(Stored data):
* begin *

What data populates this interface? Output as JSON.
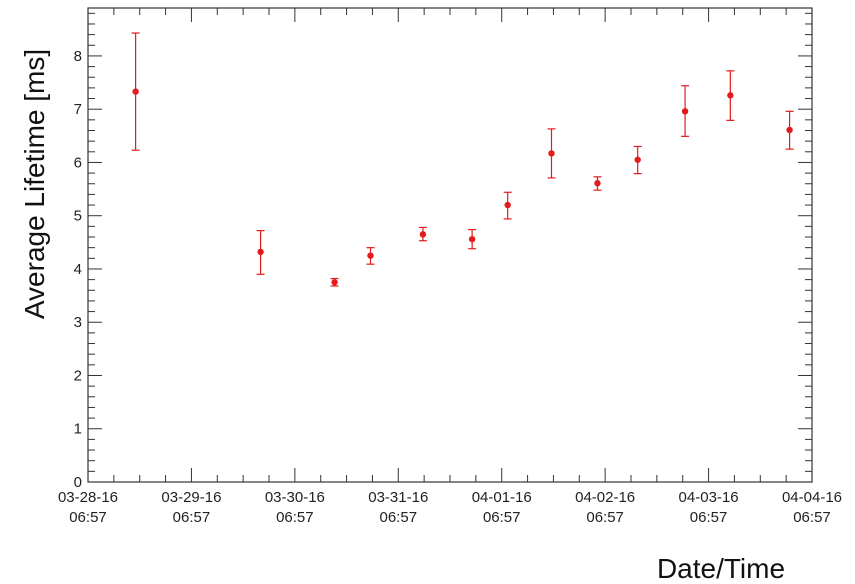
{
  "chart_data": {
    "type": "scatter",
    "xlabel": "Date/Time",
    "ylabel": "Average Lifetime [ms]",
    "x_range": [
      "03-28-16 06:57",
      "04-04-16 06:57"
    ],
    "ylim": [
      0,
      8.9
    ],
    "y_ticks": [
      0,
      1,
      2,
      3,
      4,
      5,
      6,
      7,
      8
    ],
    "x_ticks": [
      {
        "date": "03-28-16",
        "time": "06:57"
      },
      {
        "date": "03-29-16",
        "time": "06:57"
      },
      {
        "date": "03-30-16",
        "time": "06:57"
      },
      {
        "date": "03-31-16",
        "time": "06:57"
      },
      {
        "date": "04-01-16",
        "time": "06:57"
      },
      {
        "date": "04-02-16",
        "time": "06:57"
      },
      {
        "date": "04-03-16",
        "time": "06:57"
      },
      {
        "date": "04-04-16",
        "time": "06:57"
      }
    ],
    "grid": false,
    "marker_color": "#e41a1c",
    "points": [
      {
        "x": "03-28-16 18:00",
        "y": 7.33,
        "err_low": 6.23,
        "err_high": 8.43
      },
      {
        "x": "03-29-16 23:00",
        "y": 4.32,
        "err_low": 3.9,
        "err_high": 4.72
      },
      {
        "x": "03-30-16 16:10",
        "y": 3.75,
        "err_low": 3.68,
        "err_high": 3.82
      },
      {
        "x": "03-31-16 00:30",
        "y": 4.25,
        "err_low": 4.09,
        "err_high": 4.4
      },
      {
        "x": "03-31-16 12:40",
        "y": 4.65,
        "err_low": 4.53,
        "err_high": 4.78
      },
      {
        "x": "04-01-16 00:05",
        "y": 4.56,
        "err_low": 4.38,
        "err_high": 4.74
      },
      {
        "x": "04-01-16 08:20",
        "y": 5.2,
        "err_low": 4.94,
        "err_high": 5.44
      },
      {
        "x": "04-01-16 18:30",
        "y": 6.17,
        "err_low": 5.71,
        "err_high": 6.63
      },
      {
        "x": "04-02-16 05:10",
        "y": 5.61,
        "err_low": 5.48,
        "err_high": 5.73
      },
      {
        "x": "04-02-16 14:30",
        "y": 6.05,
        "err_low": 5.79,
        "err_high": 6.3
      },
      {
        "x": "04-03-16 01:30",
        "y": 6.96,
        "err_low": 6.49,
        "err_high": 7.44
      },
      {
        "x": "04-03-16 12:00",
        "y": 7.26,
        "err_low": 6.79,
        "err_high": 7.72
      },
      {
        "x": "04-04-16 01:45",
        "y": 6.61,
        "err_low": 6.25,
        "err_high": 6.96
      }
    ]
  }
}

* end *

Copy out the listing exactly as it stands, but not the pictures.

(Task output):
What data populates this interface? Output as JSON.
{
  "chart_data": {
    "type": "scatter",
    "xlabel": "Date/Time",
    "ylabel": "Average Lifetime [ms]",
    "x_range": [
      "03-28-16 06:57",
      "04-04-16 06:57"
    ],
    "ylim": [
      0,
      8.9
    ],
    "y_ticks": [
      0,
      1,
      2,
      3,
      4,
      5,
      6,
      7,
      8
    ],
    "x_ticks": [
      {
        "date": "03-28-16",
        "time": "06:57"
      },
      {
        "date": "03-29-16",
        "time": "06:57"
      },
      {
        "date": "03-30-16",
        "time": "06:57"
      },
      {
        "date": "03-31-16",
        "time": "06:57"
      },
      {
        "date": "04-01-16",
        "time": "06:57"
      },
      {
        "date": "04-02-16",
        "time": "06:57"
      },
      {
        "date": "04-03-16",
        "time": "06:57"
      },
      {
        "date": "04-04-16",
        "time": "06:57"
      }
    ],
    "grid": false,
    "marker_color": "#e41a1c",
    "points": [
      {
        "x": "03-28-16 18:00",
        "y": 7.33,
        "err_low": 6.23,
        "err_high": 8.43
      },
      {
        "x": "03-29-16 23:00",
        "y": 4.32,
        "err_low": 3.9,
        "err_high": 4.72
      },
      {
        "x": "03-30-16 16:10",
        "y": 3.75,
        "err_low": 3.68,
        "err_high": 3.82
      },
      {
        "x": "03-31-16 00:30",
        "y": 4.25,
        "err_low": 4.09,
        "err_high": 4.4
      },
      {
        "x": "03-31-16 12:40",
        "y": 4.65,
        "err_low": 4.53,
        "err_high": 4.78
      },
      {
        "x": "04-01-16 00:05",
        "y": 4.56,
        "err_low": 4.38,
        "err_high": 4.74
      },
      {
        "x": "04-01-16 08:20",
        "y": 5.2,
        "err_low": 4.94,
        "err_high": 5.44
      },
      {
        "x": "04-01-16 18:30",
        "y": 6.17,
        "err_low": 5.71,
        "err_high": 6.63
      },
      {
        "x": "04-02-16 05:10",
        "y": 5.61,
        "err_low": 5.48,
        "err_high": 5.73
      },
      {
        "x": "04-02-16 14:30",
        "y": 6.05,
        "err_low": 5.79,
        "err_high": 6.3
      },
      {
        "x": "04-03-16 01:30",
        "y": 6.96,
        "err_low": 6.49,
        "err_high": 7.44
      },
      {
        "x": "04-03-16 12:00",
        "y": 7.26,
        "err_low": 6.79,
        "err_high": 7.72
      },
      {
        "x": "04-04-16 01:45",
        "y": 6.61,
        "err_low": 6.25,
        "err_high": 6.96
      }
    ]
  }
}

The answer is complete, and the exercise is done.